● MATERIAL SHOWN:
+---+
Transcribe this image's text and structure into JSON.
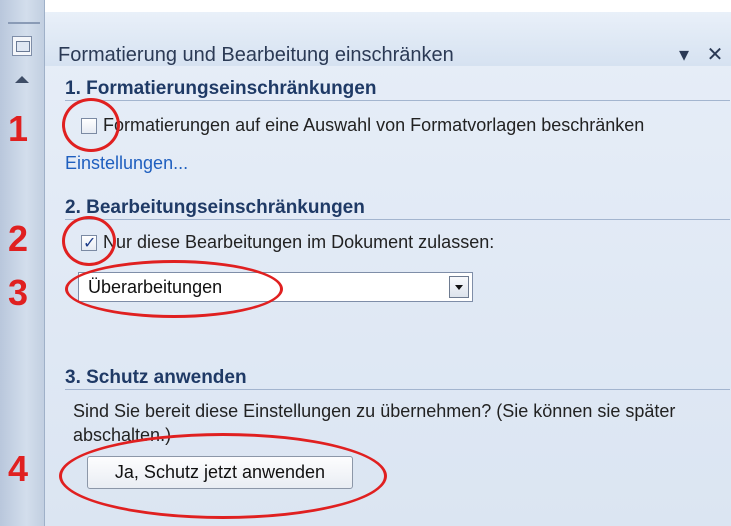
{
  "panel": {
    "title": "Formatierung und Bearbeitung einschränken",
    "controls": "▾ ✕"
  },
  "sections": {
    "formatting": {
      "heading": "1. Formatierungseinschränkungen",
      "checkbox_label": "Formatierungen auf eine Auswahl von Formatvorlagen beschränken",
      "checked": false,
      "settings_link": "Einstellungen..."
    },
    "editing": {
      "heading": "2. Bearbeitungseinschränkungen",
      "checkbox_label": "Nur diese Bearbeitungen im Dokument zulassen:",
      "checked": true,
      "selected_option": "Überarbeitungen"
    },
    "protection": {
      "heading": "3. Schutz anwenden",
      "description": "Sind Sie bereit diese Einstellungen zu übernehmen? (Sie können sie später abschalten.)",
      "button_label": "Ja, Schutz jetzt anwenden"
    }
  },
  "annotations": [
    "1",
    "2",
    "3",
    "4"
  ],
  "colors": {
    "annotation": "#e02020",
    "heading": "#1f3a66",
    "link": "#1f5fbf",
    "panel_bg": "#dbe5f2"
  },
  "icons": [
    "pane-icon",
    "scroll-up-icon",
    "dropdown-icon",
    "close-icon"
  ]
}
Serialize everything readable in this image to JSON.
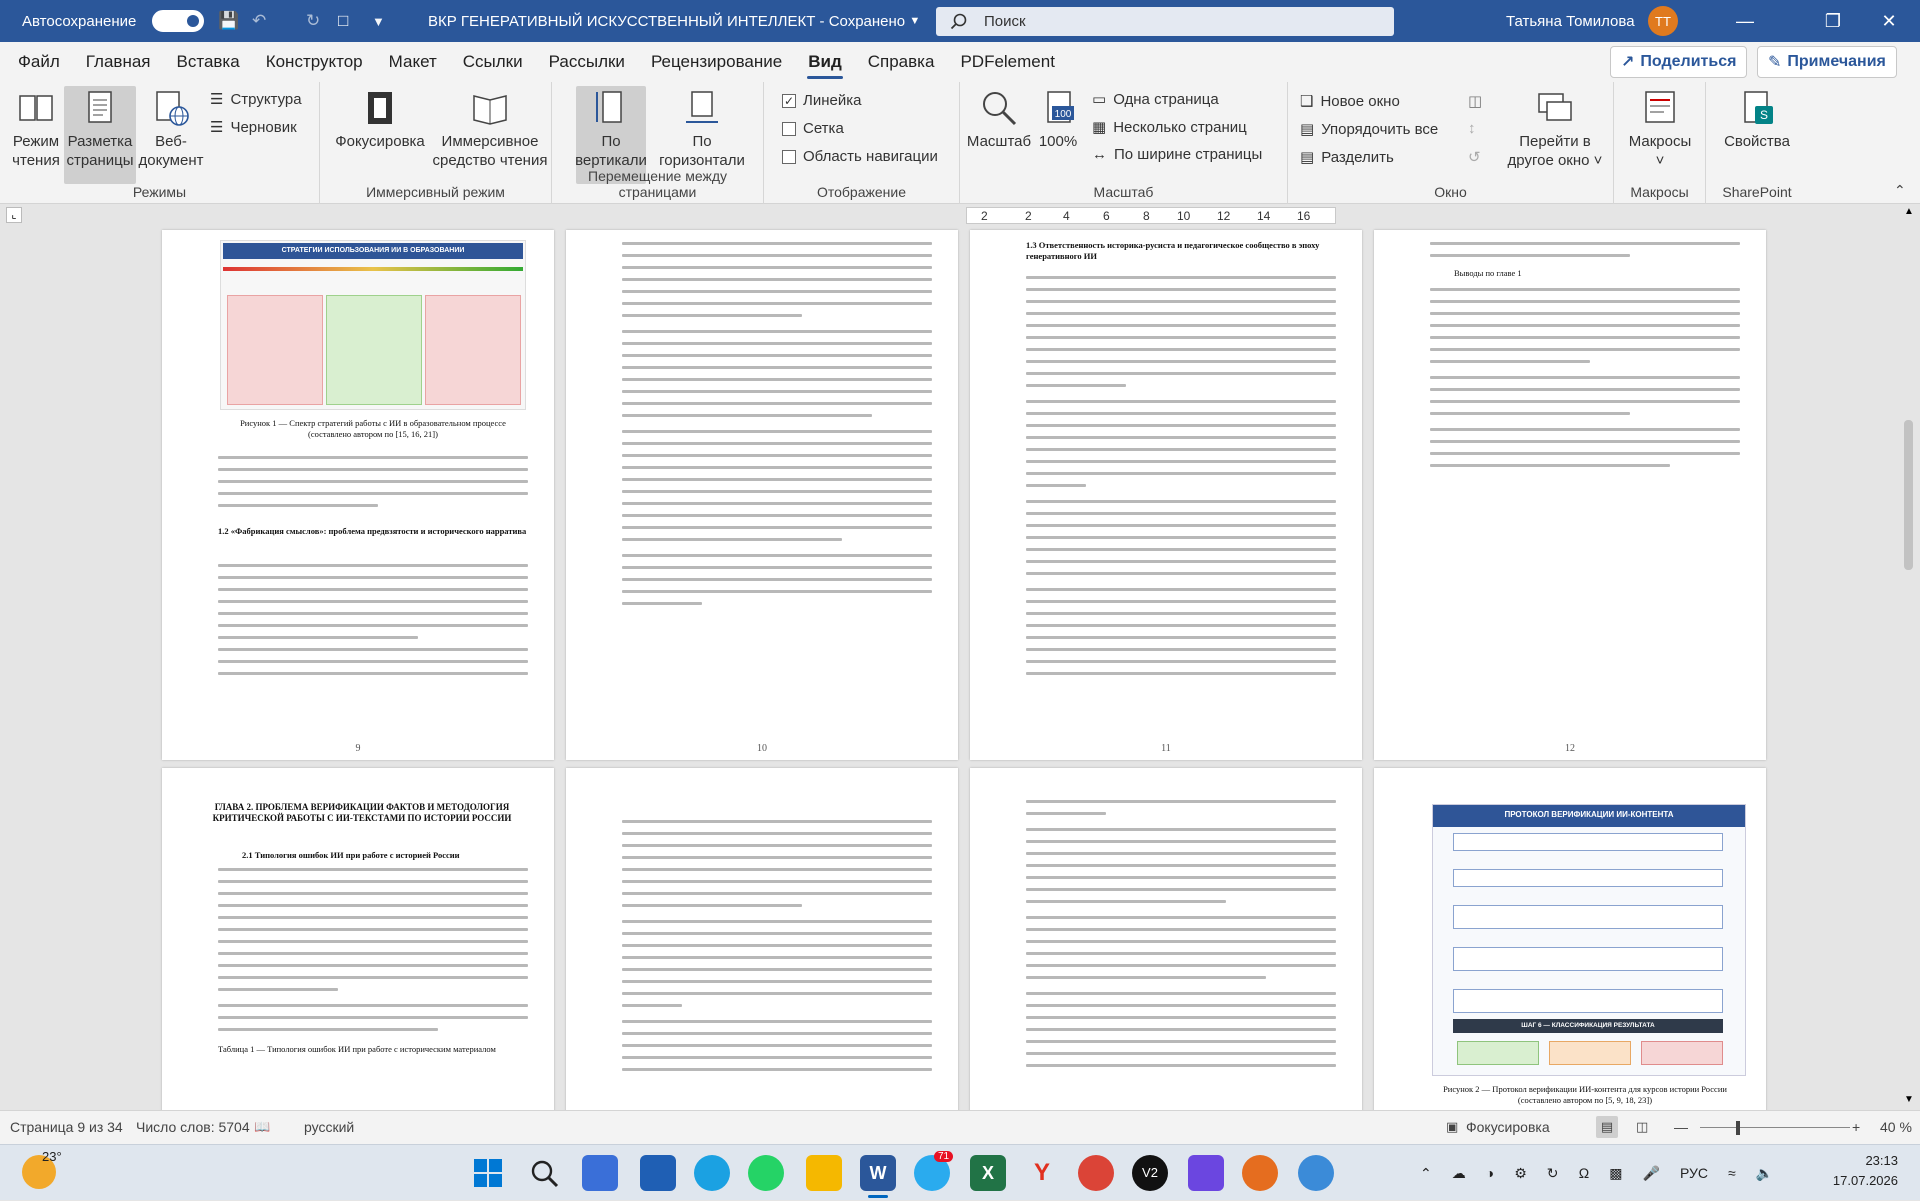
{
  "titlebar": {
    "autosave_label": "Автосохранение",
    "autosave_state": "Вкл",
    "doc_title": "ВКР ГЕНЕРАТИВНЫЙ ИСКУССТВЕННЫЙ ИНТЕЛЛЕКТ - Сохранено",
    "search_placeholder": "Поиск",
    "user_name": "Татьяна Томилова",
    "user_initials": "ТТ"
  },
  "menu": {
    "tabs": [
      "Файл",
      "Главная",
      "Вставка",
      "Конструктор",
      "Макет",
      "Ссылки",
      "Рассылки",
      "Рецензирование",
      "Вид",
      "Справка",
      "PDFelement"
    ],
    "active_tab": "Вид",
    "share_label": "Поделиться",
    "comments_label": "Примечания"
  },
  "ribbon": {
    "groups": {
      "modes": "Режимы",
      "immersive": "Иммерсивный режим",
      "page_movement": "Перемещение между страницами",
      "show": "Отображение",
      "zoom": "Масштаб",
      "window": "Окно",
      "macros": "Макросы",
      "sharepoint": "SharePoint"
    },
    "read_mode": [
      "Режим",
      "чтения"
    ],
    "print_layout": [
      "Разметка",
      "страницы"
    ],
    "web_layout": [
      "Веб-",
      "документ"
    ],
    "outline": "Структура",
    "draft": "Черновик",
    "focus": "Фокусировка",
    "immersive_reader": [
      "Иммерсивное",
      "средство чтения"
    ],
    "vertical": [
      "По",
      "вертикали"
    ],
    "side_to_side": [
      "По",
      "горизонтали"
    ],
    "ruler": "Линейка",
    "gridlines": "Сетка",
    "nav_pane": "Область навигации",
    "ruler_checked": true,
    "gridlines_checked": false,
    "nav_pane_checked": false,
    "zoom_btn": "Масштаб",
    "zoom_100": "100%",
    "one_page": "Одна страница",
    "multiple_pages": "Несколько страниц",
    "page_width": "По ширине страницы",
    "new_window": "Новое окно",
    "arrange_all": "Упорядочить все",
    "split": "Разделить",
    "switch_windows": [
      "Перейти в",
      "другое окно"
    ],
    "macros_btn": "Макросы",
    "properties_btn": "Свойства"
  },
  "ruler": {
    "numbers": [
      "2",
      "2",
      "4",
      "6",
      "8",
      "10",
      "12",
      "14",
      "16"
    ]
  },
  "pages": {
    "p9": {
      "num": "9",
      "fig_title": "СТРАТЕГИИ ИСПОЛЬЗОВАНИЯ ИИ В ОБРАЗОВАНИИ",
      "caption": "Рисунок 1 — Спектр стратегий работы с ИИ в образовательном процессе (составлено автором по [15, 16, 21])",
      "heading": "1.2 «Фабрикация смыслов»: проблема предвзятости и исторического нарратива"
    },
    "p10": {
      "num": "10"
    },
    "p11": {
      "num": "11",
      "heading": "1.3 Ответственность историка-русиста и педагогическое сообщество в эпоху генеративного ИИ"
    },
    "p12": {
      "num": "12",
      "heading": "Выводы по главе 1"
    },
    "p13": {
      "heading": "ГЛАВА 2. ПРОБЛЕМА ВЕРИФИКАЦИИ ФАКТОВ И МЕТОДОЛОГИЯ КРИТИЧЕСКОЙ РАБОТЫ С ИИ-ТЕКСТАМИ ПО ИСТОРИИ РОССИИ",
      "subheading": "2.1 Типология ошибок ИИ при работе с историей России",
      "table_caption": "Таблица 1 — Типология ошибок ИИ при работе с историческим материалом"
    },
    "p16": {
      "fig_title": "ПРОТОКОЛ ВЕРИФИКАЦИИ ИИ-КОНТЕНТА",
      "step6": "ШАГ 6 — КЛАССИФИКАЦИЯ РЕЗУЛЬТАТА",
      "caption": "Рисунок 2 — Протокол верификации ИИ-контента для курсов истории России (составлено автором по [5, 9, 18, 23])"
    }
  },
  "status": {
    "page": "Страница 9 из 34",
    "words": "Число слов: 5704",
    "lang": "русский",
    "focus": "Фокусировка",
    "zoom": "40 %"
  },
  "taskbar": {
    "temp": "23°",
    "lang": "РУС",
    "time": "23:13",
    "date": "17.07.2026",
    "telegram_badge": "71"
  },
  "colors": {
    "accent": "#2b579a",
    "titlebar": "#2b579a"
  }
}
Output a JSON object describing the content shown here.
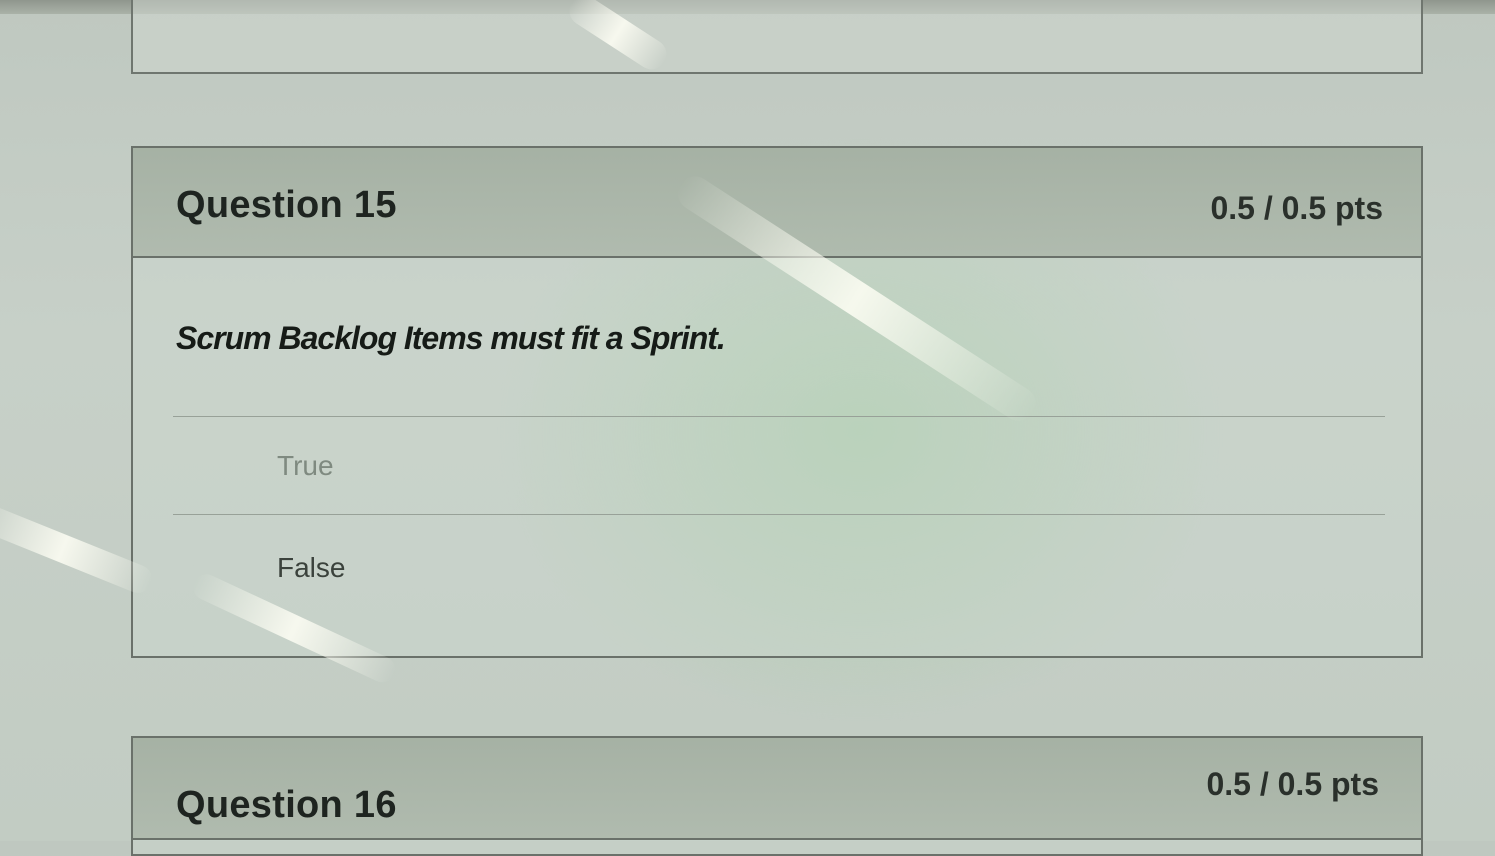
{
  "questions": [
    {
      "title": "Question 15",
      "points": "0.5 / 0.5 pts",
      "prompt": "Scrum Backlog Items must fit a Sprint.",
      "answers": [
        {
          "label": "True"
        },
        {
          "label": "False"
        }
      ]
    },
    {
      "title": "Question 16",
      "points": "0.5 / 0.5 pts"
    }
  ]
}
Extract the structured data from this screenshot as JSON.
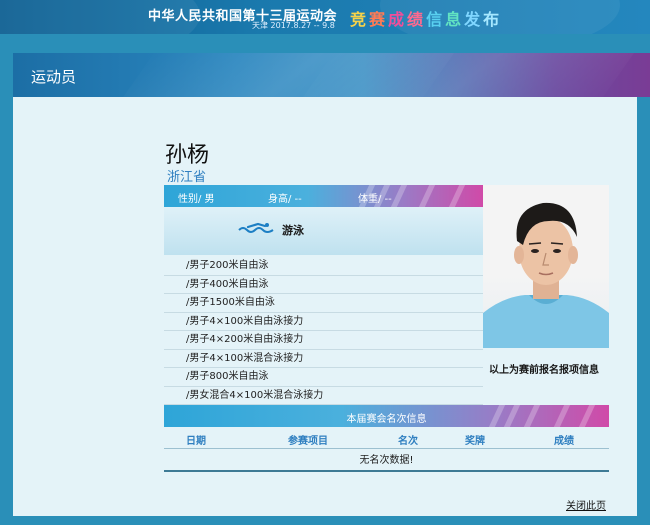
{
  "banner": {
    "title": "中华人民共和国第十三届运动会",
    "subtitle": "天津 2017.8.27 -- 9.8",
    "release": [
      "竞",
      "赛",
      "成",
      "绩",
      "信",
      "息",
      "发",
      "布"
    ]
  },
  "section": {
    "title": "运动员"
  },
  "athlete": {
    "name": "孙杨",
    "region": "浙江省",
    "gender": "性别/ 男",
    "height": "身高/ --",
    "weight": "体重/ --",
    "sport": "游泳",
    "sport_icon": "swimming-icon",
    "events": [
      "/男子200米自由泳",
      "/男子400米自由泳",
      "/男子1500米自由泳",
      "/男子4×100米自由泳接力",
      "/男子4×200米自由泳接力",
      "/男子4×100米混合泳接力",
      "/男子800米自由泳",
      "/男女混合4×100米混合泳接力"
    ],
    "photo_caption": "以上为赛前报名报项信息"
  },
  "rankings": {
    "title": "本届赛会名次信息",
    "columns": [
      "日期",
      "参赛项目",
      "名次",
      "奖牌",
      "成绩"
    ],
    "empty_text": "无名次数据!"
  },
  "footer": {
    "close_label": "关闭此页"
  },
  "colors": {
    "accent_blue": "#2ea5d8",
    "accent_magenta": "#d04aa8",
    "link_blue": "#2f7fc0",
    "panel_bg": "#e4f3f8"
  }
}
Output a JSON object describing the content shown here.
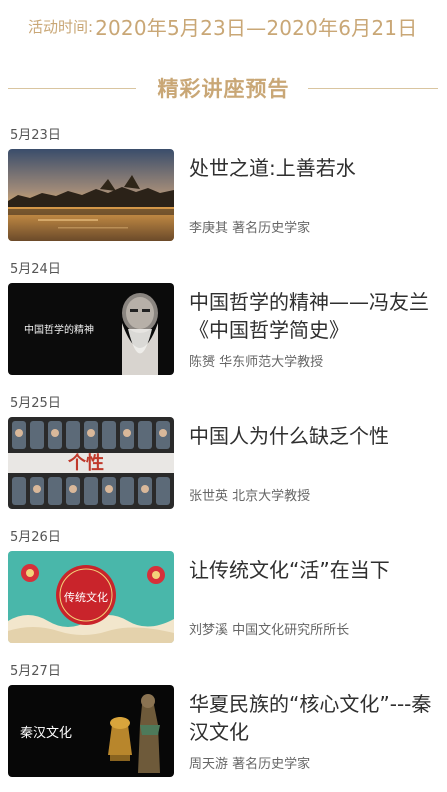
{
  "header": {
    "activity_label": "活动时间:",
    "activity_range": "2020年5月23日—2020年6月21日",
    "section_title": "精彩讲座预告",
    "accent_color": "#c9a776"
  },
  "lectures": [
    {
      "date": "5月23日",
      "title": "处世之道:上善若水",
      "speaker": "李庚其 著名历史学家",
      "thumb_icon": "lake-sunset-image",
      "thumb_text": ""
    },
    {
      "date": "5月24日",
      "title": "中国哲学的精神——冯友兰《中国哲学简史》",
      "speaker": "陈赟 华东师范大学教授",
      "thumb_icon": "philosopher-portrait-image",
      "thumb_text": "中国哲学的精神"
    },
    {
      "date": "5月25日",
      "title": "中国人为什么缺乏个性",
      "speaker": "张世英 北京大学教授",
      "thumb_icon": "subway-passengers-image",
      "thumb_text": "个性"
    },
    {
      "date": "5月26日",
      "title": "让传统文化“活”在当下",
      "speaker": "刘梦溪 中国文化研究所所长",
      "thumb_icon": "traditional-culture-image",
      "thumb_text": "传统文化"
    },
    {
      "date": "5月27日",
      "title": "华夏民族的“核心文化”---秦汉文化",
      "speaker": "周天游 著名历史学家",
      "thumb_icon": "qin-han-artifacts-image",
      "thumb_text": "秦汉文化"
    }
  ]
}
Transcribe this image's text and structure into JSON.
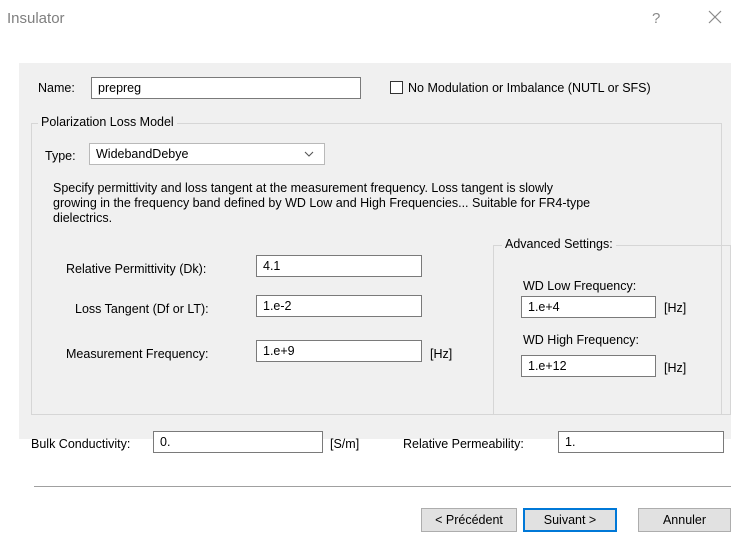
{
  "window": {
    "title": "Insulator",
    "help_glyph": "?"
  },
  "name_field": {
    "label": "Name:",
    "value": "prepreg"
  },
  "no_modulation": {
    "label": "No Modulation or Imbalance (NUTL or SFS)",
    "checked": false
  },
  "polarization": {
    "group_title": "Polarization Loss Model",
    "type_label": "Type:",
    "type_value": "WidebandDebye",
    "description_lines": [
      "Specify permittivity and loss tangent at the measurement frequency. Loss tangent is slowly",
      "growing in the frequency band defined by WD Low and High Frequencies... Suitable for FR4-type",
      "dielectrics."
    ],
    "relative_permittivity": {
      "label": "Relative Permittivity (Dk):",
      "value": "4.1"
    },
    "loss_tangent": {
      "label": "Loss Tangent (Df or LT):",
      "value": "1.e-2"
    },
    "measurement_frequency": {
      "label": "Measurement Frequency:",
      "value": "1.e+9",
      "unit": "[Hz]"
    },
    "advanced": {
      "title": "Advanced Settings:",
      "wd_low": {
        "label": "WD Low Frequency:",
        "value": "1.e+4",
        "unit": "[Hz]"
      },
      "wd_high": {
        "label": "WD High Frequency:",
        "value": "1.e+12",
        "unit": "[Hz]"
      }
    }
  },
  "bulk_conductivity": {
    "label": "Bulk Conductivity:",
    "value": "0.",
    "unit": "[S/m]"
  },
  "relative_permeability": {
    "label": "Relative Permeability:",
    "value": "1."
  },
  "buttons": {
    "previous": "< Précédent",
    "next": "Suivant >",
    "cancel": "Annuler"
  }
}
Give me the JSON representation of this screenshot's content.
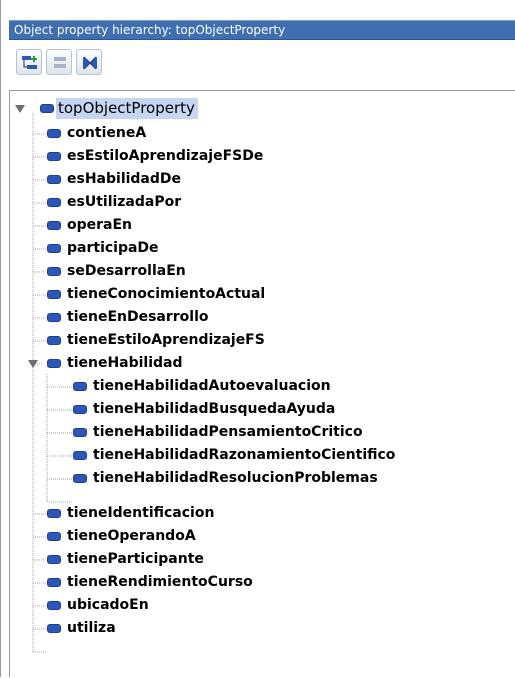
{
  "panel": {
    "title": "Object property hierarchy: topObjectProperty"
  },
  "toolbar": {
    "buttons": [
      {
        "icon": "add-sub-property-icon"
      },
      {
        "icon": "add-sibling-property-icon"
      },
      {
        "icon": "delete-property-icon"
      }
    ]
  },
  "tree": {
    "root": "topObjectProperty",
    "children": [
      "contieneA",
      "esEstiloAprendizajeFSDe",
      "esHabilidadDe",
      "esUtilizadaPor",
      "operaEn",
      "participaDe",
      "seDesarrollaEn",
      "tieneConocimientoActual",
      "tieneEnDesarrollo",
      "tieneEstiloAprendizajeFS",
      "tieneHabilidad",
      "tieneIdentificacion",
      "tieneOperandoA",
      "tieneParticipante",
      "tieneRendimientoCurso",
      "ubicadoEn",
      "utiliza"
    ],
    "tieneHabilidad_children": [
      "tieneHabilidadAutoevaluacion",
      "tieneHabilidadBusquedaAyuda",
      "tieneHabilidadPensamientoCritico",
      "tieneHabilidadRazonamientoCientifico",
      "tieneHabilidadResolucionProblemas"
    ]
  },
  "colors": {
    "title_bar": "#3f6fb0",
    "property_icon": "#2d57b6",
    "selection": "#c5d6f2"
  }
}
+---+
● SHORT TASK:
Pull out each line of the listing that holds the string "страницы".

● RESULT BELOW:
      "страницы"
    "page_width": "По ширине страницы",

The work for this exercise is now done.